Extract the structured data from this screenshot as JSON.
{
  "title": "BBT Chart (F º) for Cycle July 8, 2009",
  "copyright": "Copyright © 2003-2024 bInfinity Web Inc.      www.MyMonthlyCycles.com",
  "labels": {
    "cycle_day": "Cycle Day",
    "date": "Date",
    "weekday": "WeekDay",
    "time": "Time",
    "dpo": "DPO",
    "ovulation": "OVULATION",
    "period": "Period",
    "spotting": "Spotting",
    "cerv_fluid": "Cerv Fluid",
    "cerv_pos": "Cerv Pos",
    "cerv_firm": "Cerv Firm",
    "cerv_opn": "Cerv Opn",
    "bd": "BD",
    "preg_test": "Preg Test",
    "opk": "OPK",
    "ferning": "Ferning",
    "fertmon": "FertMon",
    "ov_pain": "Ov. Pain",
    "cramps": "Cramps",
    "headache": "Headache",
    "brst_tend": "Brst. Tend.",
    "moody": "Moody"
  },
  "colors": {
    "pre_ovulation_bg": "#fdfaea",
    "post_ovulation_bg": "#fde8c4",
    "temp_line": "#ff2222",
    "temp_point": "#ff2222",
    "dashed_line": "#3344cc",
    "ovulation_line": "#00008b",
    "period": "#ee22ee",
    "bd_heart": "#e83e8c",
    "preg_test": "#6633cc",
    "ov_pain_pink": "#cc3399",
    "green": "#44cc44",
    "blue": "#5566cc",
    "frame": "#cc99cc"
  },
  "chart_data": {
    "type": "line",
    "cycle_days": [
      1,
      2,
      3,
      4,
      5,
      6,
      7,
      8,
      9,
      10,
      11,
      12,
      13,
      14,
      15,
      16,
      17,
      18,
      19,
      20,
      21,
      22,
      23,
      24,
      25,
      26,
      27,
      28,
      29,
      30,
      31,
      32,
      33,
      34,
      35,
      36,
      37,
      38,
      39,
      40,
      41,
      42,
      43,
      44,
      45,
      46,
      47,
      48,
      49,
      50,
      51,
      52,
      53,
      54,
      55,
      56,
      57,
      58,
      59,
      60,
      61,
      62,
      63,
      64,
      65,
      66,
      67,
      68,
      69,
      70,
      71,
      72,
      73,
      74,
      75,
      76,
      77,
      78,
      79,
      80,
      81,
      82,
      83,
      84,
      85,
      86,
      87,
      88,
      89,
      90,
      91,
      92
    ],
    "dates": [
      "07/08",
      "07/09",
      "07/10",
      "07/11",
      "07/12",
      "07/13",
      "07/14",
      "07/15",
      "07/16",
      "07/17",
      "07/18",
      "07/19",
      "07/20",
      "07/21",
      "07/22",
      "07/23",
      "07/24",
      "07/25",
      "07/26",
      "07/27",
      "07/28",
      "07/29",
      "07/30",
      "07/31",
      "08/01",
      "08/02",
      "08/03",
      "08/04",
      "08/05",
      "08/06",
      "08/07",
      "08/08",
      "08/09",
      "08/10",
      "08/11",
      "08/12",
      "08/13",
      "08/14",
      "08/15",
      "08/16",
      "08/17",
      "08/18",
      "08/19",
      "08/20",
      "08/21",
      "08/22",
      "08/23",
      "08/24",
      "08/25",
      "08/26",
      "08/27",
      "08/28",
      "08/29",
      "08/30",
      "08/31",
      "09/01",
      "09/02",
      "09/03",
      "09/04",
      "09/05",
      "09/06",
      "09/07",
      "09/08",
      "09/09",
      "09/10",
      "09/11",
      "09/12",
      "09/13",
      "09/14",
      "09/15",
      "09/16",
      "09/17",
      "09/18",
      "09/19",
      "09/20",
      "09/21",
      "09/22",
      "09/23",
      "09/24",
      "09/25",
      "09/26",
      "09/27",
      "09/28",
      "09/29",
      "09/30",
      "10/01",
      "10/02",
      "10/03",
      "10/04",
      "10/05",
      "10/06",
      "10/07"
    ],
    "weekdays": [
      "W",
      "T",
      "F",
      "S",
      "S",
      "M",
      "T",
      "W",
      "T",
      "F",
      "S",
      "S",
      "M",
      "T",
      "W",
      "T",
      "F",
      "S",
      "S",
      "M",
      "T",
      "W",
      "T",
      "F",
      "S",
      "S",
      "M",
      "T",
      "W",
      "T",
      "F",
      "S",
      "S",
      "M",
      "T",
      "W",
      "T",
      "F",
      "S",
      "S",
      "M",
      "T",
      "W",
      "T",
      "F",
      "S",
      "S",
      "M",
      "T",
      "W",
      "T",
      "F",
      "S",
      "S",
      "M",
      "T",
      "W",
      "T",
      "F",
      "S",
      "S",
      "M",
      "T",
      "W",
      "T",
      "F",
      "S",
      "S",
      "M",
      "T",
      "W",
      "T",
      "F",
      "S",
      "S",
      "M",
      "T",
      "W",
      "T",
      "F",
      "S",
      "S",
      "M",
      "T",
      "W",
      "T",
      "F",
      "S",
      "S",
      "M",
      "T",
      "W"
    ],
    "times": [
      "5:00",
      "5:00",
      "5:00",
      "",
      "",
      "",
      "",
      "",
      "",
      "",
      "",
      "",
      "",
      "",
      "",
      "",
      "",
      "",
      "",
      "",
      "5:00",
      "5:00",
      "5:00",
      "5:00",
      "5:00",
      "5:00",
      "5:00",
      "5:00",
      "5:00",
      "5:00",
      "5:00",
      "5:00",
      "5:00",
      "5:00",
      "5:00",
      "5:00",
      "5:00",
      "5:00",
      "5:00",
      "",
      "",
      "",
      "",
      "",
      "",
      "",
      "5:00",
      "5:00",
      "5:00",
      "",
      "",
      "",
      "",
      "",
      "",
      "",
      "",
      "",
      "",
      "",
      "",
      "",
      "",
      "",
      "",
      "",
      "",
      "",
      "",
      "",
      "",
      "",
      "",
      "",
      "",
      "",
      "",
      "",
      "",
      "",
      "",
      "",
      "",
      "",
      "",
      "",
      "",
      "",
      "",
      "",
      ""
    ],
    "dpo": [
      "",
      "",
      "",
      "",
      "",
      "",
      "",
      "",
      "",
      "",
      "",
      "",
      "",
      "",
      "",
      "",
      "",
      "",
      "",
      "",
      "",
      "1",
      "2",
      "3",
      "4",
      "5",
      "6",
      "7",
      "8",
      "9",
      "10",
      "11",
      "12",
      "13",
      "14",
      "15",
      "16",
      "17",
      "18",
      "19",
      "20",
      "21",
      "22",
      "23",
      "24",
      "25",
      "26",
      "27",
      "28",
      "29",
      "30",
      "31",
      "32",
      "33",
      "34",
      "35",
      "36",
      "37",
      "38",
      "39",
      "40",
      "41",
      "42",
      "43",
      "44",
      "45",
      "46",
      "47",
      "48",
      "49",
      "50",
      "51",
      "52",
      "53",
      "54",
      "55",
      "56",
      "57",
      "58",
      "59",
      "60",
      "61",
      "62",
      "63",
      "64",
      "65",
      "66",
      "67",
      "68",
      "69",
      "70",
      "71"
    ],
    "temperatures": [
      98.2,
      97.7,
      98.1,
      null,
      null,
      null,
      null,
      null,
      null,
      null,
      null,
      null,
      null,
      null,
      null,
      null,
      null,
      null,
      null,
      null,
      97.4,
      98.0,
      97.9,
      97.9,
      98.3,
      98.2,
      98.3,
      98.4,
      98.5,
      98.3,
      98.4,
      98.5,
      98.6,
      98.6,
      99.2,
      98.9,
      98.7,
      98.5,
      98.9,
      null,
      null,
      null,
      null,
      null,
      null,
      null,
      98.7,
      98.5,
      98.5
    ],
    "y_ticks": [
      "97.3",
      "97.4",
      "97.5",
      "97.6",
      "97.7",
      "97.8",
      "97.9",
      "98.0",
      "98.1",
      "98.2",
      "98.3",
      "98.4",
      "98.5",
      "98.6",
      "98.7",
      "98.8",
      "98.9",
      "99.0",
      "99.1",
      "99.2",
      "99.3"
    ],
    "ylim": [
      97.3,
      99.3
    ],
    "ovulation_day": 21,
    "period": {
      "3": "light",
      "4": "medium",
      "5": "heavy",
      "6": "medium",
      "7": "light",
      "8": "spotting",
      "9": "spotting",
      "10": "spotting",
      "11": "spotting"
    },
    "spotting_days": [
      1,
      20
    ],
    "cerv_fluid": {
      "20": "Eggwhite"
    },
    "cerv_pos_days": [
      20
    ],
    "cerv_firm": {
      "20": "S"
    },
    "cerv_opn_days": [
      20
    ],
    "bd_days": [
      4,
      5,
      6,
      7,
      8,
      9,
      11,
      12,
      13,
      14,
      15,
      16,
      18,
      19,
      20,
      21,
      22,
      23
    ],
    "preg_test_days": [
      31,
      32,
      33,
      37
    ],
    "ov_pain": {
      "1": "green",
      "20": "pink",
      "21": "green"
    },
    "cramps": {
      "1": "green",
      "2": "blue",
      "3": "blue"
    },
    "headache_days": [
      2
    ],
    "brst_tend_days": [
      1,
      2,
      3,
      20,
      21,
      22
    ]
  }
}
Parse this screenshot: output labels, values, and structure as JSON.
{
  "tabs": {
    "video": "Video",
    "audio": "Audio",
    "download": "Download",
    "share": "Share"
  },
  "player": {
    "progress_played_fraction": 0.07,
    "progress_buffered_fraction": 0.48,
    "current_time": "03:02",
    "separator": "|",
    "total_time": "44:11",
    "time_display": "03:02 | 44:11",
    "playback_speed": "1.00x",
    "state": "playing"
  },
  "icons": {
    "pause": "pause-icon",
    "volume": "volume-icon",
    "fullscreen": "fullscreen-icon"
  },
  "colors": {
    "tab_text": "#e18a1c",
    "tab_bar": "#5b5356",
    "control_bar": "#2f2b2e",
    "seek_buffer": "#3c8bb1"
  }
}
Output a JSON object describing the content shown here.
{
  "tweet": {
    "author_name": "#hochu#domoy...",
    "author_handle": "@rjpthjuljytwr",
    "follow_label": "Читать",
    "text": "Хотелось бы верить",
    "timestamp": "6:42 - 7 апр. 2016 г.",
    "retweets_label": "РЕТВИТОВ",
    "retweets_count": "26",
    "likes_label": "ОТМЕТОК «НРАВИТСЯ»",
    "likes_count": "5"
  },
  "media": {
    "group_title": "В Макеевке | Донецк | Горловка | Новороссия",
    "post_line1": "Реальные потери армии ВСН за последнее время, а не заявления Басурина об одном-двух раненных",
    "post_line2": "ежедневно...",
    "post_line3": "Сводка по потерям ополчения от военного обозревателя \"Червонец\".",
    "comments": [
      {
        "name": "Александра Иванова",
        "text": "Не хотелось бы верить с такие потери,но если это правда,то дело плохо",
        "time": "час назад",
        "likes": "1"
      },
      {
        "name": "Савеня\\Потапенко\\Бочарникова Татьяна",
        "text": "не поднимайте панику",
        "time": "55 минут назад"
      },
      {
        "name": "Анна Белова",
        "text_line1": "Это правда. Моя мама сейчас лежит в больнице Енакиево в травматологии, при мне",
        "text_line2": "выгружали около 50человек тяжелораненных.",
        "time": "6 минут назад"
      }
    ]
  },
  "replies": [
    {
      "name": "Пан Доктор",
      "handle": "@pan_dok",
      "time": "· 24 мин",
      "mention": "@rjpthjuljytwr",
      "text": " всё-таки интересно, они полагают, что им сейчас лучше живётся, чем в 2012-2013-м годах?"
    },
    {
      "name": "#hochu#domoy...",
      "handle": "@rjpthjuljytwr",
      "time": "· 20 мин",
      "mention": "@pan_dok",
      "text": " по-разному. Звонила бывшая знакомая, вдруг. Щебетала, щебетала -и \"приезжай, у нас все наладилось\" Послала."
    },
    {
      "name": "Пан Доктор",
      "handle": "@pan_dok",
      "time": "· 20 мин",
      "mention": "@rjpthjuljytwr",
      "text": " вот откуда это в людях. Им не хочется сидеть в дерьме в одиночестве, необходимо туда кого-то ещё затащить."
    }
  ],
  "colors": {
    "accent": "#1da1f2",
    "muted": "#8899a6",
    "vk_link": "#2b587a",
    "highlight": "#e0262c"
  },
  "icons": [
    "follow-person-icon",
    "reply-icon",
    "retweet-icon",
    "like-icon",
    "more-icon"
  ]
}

------------------------------------------------------------------------

• **Given instruction**
Select all lines with the word "domoy" from the entries above.

• **Answer to the problem**
    "author_name": "#hochu#domoy...",
      "name": "#hochu#domoy...",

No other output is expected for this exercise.